───── INPUT RECORDS ─────

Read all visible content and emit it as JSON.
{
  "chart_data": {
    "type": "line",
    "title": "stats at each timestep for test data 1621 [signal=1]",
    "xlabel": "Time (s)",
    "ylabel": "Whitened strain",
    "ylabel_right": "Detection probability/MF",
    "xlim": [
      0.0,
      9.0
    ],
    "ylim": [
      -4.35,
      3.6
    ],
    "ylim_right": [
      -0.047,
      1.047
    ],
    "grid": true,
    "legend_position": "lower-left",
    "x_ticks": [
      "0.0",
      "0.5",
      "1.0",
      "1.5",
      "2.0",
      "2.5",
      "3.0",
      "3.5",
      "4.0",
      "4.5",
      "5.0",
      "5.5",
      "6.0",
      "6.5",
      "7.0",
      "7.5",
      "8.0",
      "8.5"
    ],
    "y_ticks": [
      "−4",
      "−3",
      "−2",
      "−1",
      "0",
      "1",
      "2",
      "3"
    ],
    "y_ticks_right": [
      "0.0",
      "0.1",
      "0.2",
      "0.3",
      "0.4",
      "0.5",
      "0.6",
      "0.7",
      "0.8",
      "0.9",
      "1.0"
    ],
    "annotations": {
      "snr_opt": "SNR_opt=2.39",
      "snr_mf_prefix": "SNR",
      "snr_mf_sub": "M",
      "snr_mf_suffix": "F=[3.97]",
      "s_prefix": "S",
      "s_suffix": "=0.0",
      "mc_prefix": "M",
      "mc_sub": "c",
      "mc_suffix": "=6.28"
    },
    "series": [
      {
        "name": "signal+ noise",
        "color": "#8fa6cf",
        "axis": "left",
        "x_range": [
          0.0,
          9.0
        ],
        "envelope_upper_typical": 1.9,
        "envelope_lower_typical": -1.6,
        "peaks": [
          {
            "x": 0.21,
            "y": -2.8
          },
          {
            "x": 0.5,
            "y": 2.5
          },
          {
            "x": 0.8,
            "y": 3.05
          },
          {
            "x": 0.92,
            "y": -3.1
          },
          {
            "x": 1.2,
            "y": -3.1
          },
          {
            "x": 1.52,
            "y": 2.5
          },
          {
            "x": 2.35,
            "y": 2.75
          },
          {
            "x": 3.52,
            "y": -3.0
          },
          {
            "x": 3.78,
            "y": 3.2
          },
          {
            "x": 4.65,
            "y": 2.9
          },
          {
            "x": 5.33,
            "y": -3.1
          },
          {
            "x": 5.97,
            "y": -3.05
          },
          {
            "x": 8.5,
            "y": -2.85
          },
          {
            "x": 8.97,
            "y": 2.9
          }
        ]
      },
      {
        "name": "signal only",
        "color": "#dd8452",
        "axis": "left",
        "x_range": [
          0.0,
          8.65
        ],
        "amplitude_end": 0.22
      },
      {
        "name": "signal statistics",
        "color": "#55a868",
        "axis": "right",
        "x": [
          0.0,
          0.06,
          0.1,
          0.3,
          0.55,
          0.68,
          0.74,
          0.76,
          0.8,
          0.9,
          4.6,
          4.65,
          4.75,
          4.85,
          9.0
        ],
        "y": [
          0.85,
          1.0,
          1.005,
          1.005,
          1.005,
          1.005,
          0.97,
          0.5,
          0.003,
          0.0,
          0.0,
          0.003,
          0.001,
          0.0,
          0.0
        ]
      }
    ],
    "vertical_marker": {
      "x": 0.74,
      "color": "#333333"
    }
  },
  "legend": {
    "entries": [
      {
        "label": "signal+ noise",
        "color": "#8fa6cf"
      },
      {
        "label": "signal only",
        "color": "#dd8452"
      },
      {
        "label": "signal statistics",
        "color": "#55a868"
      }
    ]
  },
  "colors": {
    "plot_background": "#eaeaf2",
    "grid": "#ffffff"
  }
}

─────

- **AIM**
Could you quote the material above in full, exactly as it stands?

- **OUTPUT OF THE EXERCISE**
Read all visible content and emit it as JSON.
{
  "chart_data": {
    "type": "line",
    "title": "stats at each timestep for test data 1621 [signal=1]",
    "xlabel": "Time (s)",
    "ylabel": "Whitened strain",
    "ylabel_right": "Detection probability/MF",
    "xlim": [
      0.0,
      9.0
    ],
    "ylim": [
      -4.35,
      3.6
    ],
    "ylim_right": [
      -0.047,
      1.047
    ],
    "grid": true,
    "legend_position": "lower-left",
    "x_ticks": [
      "0.0",
      "0.5",
      "1.0",
      "1.5",
      "2.0",
      "2.5",
      "3.0",
      "3.5",
      "4.0",
      "4.5",
      "5.0",
      "5.5",
      "6.0",
      "6.5",
      "7.0",
      "7.5",
      "8.0",
      "8.5"
    ],
    "y_ticks": [
      "−4",
      "−3",
      "−2",
      "−1",
      "0",
      "1",
      "2",
      "3"
    ],
    "y_ticks_right": [
      "0.0",
      "0.1",
      "0.2",
      "0.3",
      "0.4",
      "0.5",
      "0.6",
      "0.7",
      "0.8",
      "0.9",
      "1.0"
    ],
    "annotations": {
      "snr_opt": "SNR_opt=2.39",
      "snr_mf_prefix": "SNR",
      "snr_mf_sub": "M",
      "snr_mf_suffix": "F=[3.97]",
      "s_prefix": "S",
      "s_suffix": "=0.0",
      "mc_prefix": "M",
      "mc_sub": "c",
      "mc_suffix": "=6.28"
    },
    "series": [
      {
        "name": "signal+ noise",
        "color": "#8fa6cf",
        "axis": "left",
        "x_range": [
          0.0,
          9.0
        ],
        "envelope_upper_typical": 1.9,
        "envelope_lower_typical": -1.6,
        "peaks": [
          {
            "x": 0.21,
            "y": -2.8
          },
          {
            "x": 0.5,
            "y": 2.5
          },
          {
            "x": 0.8,
            "y": 3.05
          },
          {
            "x": 0.92,
            "y": -3.1
          },
          {
            "x": 1.2,
            "y": -3.1
          },
          {
            "x": 1.52,
            "y": 2.5
          },
          {
            "x": 2.35,
            "y": 2.75
          },
          {
            "x": 3.52,
            "y": -3.0
          },
          {
            "x": 3.78,
            "y": 3.2
          },
          {
            "x": 4.65,
            "y": 2.9
          },
          {
            "x": 5.33,
            "y": -3.1
          },
          {
            "x": 5.97,
            "y": -3.05
          },
          {
            "x": 8.5,
            "y": -2.85
          },
          {
            "x": 8.97,
            "y": 2.9
          }
        ]
      },
      {
        "name": "signal only",
        "color": "#dd8452",
        "axis": "left",
        "x_range": [
          0.0,
          8.65
        ],
        "amplitude_end": 0.22
      },
      {
        "name": "signal statistics",
        "color": "#55a868",
        "axis": "right",
        "x": [
          0.0,
          0.06,
          0.1,
          0.3,
          0.55,
          0.68,
          0.74,
          0.76,
          0.8,
          0.9,
          4.6,
          4.65,
          4.75,
          4.85,
          9.0
        ],
        "y": [
          0.85,
          1.0,
          1.005,
          1.005,
          1.005,
          1.005,
          0.97,
          0.5,
          0.003,
          0.0,
          0.0,
          0.003,
          0.001,
          0.0,
          0.0
        ]
      }
    ],
    "vertical_marker": {
      "x": 0.74,
      "color": "#333333"
    }
  },
  "legend": {
    "entries": [
      {
        "label": "signal+ noise",
        "color": "#8fa6cf"
      },
      {
        "label": "signal only",
        "color": "#dd8452"
      },
      {
        "label": "signal statistics",
        "color": "#55a868"
      }
    ]
  },
  "colors": {
    "plot_background": "#eaeaf2",
    "grid": "#ffffff"
  }
}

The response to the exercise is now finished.